Leave out the images; return the rest of the data exactly.

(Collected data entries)
* * * * *

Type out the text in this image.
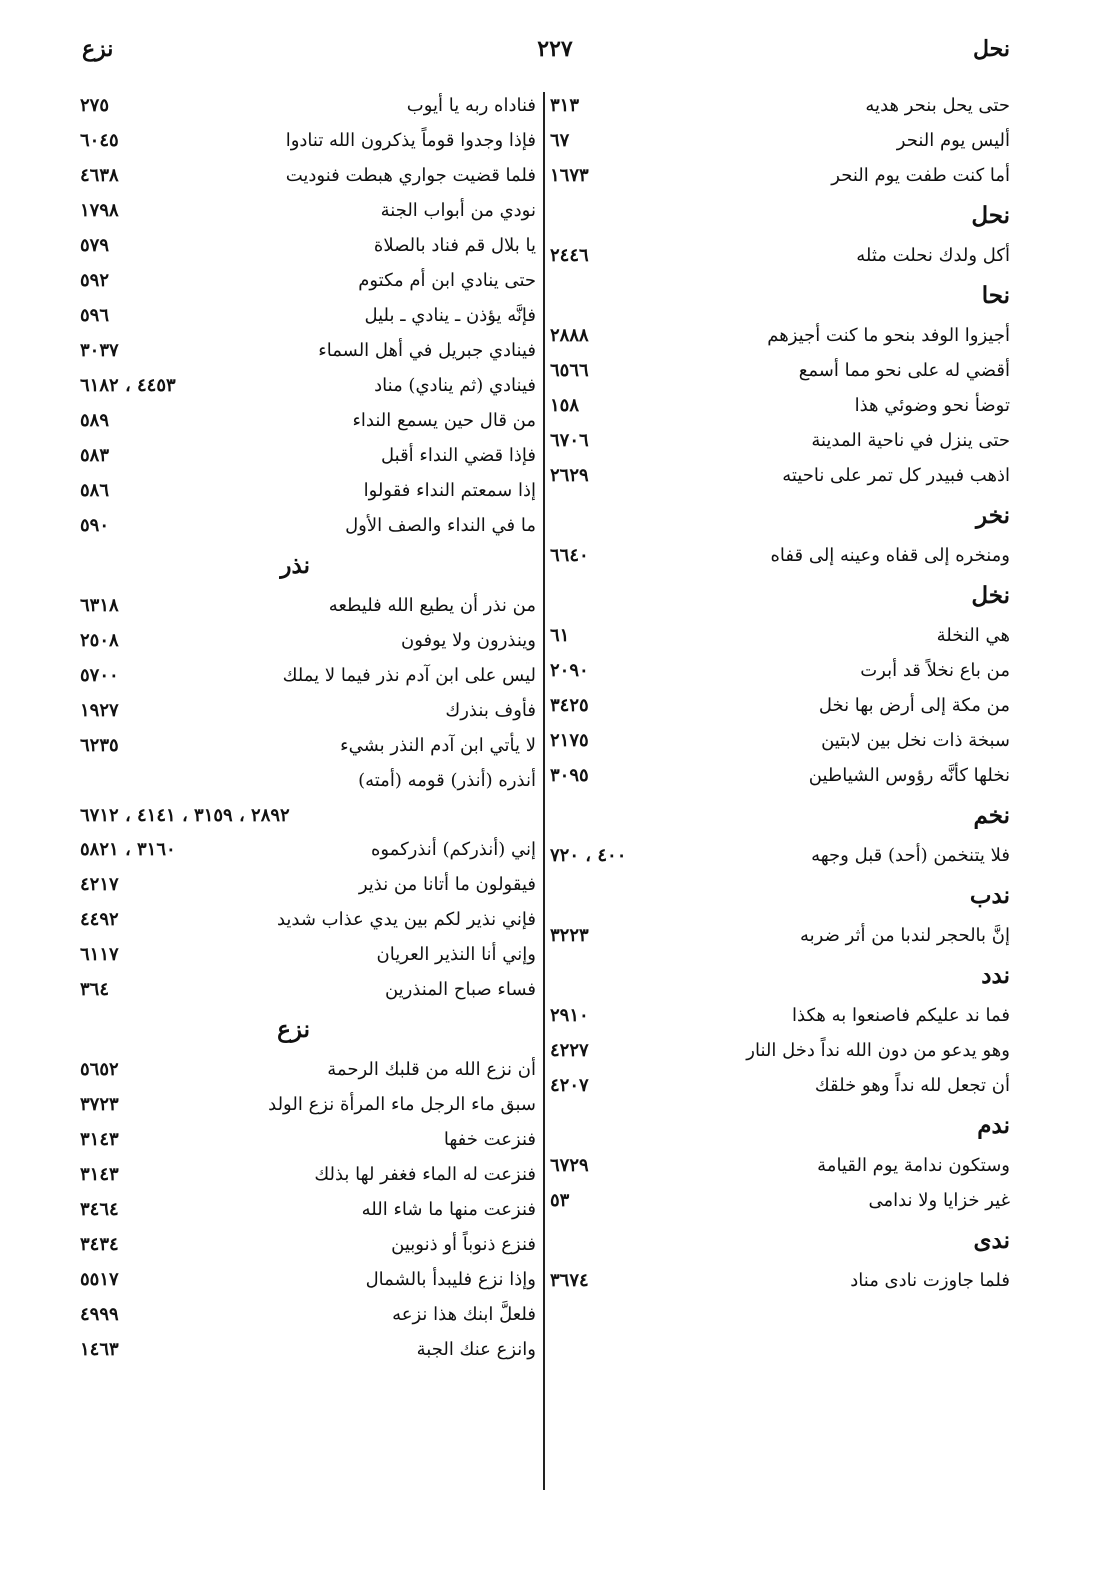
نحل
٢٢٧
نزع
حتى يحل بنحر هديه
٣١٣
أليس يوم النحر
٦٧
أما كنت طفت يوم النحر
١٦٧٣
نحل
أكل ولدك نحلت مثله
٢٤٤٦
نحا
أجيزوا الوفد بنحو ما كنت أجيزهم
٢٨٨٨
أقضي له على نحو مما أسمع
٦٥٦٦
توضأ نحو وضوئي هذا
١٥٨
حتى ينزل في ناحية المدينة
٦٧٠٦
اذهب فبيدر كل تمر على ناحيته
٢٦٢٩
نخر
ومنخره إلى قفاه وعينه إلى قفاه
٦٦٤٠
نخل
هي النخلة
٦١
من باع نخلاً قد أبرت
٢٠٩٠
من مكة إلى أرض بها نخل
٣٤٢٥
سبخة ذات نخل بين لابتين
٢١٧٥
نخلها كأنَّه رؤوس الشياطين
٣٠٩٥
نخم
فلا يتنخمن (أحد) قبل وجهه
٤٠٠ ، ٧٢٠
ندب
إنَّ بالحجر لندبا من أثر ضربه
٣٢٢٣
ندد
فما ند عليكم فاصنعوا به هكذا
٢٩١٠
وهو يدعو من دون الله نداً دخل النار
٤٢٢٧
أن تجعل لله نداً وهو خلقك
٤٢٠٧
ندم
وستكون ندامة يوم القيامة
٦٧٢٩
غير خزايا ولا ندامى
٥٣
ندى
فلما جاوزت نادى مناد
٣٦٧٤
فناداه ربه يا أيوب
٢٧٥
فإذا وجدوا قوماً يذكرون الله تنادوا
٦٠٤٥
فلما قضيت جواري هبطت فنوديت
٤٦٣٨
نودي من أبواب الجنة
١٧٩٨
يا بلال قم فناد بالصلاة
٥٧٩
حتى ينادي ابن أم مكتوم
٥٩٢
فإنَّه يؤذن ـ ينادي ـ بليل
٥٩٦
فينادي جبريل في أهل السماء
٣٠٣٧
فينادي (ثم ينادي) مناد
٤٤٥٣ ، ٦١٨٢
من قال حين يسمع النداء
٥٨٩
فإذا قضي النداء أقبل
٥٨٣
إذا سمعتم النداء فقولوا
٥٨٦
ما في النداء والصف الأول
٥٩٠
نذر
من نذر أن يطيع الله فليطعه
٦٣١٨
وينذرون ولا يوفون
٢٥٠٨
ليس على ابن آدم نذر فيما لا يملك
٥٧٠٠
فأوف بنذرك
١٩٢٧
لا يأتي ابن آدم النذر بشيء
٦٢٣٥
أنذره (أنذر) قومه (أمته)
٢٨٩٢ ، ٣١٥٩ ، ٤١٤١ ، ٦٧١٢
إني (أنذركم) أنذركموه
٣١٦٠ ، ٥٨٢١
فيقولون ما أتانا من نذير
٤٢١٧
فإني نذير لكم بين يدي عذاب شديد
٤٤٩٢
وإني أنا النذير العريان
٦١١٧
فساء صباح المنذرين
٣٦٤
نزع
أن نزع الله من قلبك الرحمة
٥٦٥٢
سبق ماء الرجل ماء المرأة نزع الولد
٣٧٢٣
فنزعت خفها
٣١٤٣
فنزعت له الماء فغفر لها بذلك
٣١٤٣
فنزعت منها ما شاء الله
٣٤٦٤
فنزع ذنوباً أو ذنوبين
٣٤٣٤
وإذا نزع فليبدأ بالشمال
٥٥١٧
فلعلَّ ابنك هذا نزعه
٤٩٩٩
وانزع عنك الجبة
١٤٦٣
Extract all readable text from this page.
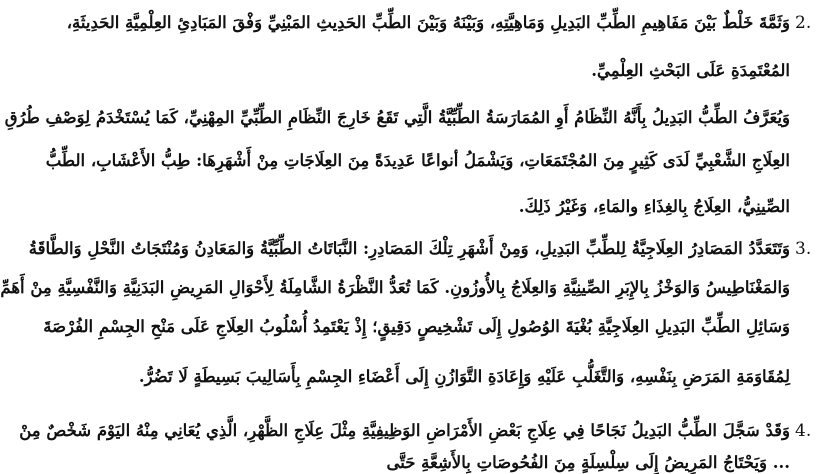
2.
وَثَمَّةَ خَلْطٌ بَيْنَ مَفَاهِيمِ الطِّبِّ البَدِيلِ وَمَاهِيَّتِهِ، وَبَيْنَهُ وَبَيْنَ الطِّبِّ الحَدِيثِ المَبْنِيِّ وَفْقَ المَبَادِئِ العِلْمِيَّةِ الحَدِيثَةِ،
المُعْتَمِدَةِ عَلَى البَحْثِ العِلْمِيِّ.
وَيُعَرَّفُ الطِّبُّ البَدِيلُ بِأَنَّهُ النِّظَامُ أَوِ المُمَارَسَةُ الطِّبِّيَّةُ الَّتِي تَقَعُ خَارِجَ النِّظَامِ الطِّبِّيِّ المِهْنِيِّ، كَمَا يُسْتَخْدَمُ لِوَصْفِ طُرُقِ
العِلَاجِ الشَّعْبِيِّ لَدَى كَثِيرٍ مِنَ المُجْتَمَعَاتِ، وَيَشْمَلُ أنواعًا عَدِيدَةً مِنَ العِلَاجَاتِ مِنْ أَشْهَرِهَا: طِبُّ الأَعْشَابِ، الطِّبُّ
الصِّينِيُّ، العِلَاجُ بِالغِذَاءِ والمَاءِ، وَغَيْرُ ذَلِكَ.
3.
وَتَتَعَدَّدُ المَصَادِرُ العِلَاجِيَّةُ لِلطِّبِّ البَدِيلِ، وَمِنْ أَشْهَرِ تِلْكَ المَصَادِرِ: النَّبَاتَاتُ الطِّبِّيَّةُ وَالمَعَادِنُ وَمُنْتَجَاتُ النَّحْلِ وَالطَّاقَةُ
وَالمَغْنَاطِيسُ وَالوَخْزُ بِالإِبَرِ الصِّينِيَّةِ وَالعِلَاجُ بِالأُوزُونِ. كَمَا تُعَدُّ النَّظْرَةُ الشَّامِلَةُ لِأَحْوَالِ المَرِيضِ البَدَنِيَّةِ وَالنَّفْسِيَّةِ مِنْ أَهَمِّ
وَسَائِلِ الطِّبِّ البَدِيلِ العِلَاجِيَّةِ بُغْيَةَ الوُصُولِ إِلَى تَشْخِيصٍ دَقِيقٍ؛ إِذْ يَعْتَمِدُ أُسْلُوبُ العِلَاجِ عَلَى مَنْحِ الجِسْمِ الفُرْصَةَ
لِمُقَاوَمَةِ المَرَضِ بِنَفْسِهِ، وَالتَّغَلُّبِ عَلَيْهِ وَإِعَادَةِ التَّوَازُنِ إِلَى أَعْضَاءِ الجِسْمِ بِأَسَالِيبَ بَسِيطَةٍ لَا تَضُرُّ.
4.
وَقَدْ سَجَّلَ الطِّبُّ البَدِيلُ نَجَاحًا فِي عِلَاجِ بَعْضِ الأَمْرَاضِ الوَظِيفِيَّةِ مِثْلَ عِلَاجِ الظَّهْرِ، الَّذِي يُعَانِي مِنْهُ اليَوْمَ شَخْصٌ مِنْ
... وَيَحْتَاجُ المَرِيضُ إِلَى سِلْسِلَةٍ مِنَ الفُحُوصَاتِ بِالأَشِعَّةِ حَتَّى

* * * * *

- [OUTPUT FOR THIS EXERCISE]:
Type out the text in this image.
نحل
٢٢٧
نزع
حتى يحل بنحر هديه
٣١٣
أليس يوم النحر
٦٧
أما كنت طفت يوم النحر
١٦٧٣
نحل
أكل ولدك نحلت مثله
٢٤٤٦
نحا
أجيزوا الوفد بنحو ما كنت أجيزهم
٢٨٨٨
أقضي له على نحو مما أسمع
٦٥٦٦
توضأ نحو وضوئي هذا
١٥٨
حتى ينزل في ناحية المدينة
٦٧٠٦
اذهب فبيدر كل تمر على ناحيته
٢٦٢٩
نخر
ومنخره إلى قفاه وعينه إلى قفاه
٦٦٤٠
نخل
هي النخلة
٦١
من باع نخلاً قد أبرت
٢٠٩٠
من مكة إلى أرض بها نخل
٣٤٢٥
سبخة ذات نخل بين لابتين
٢١٧٥
نخلها كأنَّه رؤوس الشياطين
٣٠٩٥
نخم
فلا يتنخمن (أحد) قبل وجهه
٤٠٠ ، ٧٢٠
ندب
إنَّ بالحجر لندبا من أثر ضربه
٣٢٢٣
ندد
فما ند عليكم فاصنعوا به هكذا
٢٩١٠
وهو يدعو من دون الله نداً دخل النار
٤٢٢٧
أن تجعل لله نداً وهو خلقك
٤٢٠٧
ندم
وستكون ندامة يوم القيامة
٦٧٢٩
غير خزايا ولا ندامى
٥٣
ندى
فلما جاوزت نادى مناد
٣٦٧٤
فناداه ربه يا أيوب
٢٧٥
فإذا وجدوا قوماً يذكرون الله تنادوا
٦٠٤٥
فلما قضيت جواري هبطت فنوديت
٤٦٣٨
نودي من أبواب الجنة
١٧٩٨
يا بلال قم فناد بالصلاة
٥٧٩
حتى ينادي ابن أم مكتوم
٥٩٢
فإنَّه يؤذن ـ ينادي ـ بليل
٥٩٦
فينادي جبريل في أهل السماء
٣٠٣٧
فينادي (ثم ينادي) مناد
٤٤٥٣ ، ٦١٨٢
من قال حين يسمع النداء
٥٨٩
فإذا قضي النداء أقبل
٥٨٣
إذا سمعتم النداء فقولوا
٥٨٦
ما في النداء والصف الأول
٥٩٠
نذر
من نذر أن يطيع الله فليطعه
٦٣١٨
وينذرون ولا يوفون
٢٥٠٨
ليس على ابن آدم نذر فيما لا يملك
٥٧٠٠
فأوف بنذرك
١٩٢٧
لا يأتي ابن آدم النذر بشيء
٦٢٣٥
أنذره (أنذر) قومه (أمته)
٢٨٩٢ ، ٣١٥٩ ، ٤١٤١ ، ٦٧١٢
إني (أنذركم) أنذركموه
٣١٦٠ ، ٥٨٢١
فيقولون ما أتانا من نذير
٤٢١٧
فإني نذير لكم بين يدي عذاب شديد
٤٤٩٢
وإني أنا النذير العريان
٦١١٧
فساء صباح المنذرين
٣٦٤
نزع
أن نزع الله من قلبك الرحمة
٥٦٥٢
سبق ماء الرجل ماء المرأة نزع الولد
٣٧٢٣
فنزعت خفها
٣١٤٣
فنزعت له الماء فغفر لها بذلك
٣١٤٣
فنزعت منها ما شاء الله
٣٤٦٤
فنزع ذنوباً أو ذنوبين
٣٤٣٤
وإذا نزع فليبدأ بالشمال
٥٥١٧
فلعلَّ ابنك هذا نزعه
٤٩٩٩
وانزع عنك الجبة
١٤٦٣
Extract all readable text from this page.
2.
وَثَمَّةَ خَلْطٌ بَيْنَ مَفَاهِيمِ الطِّبِّ البَدِيلِ وَمَاهِيَّتِهِ، وَبَيْنَهُ وَبَيْنَ الطِّبِّ الحَدِيثِ المَبْنِيِّ وَفْقَ المَبَادِئِ العِلْمِيَّةِ الحَدِيثَةِ،
المُعْتَمِدَةِ عَلَى البَحْثِ العِلْمِيِّ.
وَيُعَرَّفُ الطِّبُّ البَدِيلُ بِأَنَّهُ النِّظَامُ أَوِ المُمَارَسَةُ الطِّبِّيَّةُ الَّتِي تَقَعُ خَارِجَ النِّظَامِ الطِّبِّيِّ المِهْنِيِّ، كَمَا يُسْتَخْدَمُ لِوَصْفِ طُرُقِ
العِلَاجِ الشَّعْبِيِّ لَدَى كَثِيرٍ مِنَ المُجْتَمَعَاتِ، وَيَشْمَلُ أنواعًا عَدِيدَةً مِنَ العِلَاجَاتِ مِنْ أَشْهَرِهَا: طِبُّ الأَعْشَابِ، الطِّبُّ
الصِّينِيُّ، العِلَاجُ بِالغِذَاءِ والمَاءِ، وَغَيْرُ ذَلِكَ.
3.
وَتَتَعَدَّدُ المَصَادِرُ العِلَاجِيَّةُ لِلطِّبِّ البَدِيلِ، وَمِنْ أَشْهَرِ تِلْكَ المَصَادِرِ: النَّبَاتَاتُ الطِّبِّيَّةُ وَالمَعَادِنُ وَمُنْتَجَاتُ النَّحْلِ وَالطَّاقَةُ
وَالمَغْنَاطِيسُ وَالوَخْزُ بِالإِبَرِ الصِّينِيَّةِ وَالعِلَاجُ بِالأُوزُونِ. كَمَا تُعَدُّ النَّظْرَةُ الشَّامِلَةُ لِأَحْوَالِ المَرِيضِ البَدَنِيَّةِ وَالنَّفْسِيَّةِ مِنْ أَهَمِّ
وَسَائِلِ الطِّبِّ البَدِيلِ العِلَاجِيَّةِ بُغْيَةَ الوُصُولِ إِلَى تَشْخِيصٍ دَقِيقٍ؛ إِذْ يَعْتَمِدُ أُسْلُوبُ العِلَاجِ عَلَى مَنْحِ الجِسْمِ الفُرْصَةَ
لِمُقَاوَمَةِ المَرَضِ بِنَفْسِهِ، وَالتَّغَلُّبِ عَلَيْهِ وَإِعَادَةِ التَّوَازُنِ إِلَى أَعْضَاءِ الجِسْمِ بِأَسَالِيبَ بَسِيطَةٍ لَا تَضُرُّ.
4.
وَقَدْ سَجَّلَ الطِّبُّ البَدِيلُ نَجَاحًا فِي عِلَاجِ بَعْضِ الأَمْرَاضِ الوَظِيفِيَّةِ مِثْلَ عِلَاجِ الظَّهْرِ، الَّذِي يُعَانِي مِنْهُ اليَوْمَ شَخْصٌ مِنْ
... وَيَحْتَاجُ المَرِيضُ إِلَى سِلْسِلَةٍ مِنَ الفُحُوصَاتِ بِالأَشِعَّةِ حَتَّى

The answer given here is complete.